++++ Data for the task

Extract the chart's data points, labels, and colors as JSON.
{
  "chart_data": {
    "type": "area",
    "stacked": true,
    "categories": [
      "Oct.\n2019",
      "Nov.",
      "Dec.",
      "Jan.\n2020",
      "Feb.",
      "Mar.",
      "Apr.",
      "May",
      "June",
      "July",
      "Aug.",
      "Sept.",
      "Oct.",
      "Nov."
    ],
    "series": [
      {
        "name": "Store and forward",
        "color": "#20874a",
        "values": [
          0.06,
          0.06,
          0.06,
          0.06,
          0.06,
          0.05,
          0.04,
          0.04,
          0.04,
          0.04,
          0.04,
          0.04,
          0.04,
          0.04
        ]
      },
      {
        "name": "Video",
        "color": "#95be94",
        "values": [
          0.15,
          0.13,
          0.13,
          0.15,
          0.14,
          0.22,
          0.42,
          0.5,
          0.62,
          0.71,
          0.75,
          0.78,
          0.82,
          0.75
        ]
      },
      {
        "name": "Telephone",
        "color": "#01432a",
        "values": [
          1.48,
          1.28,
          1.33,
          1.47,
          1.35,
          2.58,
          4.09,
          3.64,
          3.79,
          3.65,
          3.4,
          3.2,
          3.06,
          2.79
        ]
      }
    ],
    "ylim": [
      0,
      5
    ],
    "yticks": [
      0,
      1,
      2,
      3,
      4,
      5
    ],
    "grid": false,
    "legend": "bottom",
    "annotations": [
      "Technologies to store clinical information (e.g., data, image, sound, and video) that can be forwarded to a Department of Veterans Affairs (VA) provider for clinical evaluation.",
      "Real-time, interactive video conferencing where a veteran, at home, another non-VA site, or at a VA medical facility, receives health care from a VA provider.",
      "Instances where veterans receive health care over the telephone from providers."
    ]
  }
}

++++++++

Exercise
Check every line in the material above for the string "name", then give only the number of lines that have it.

Final result
3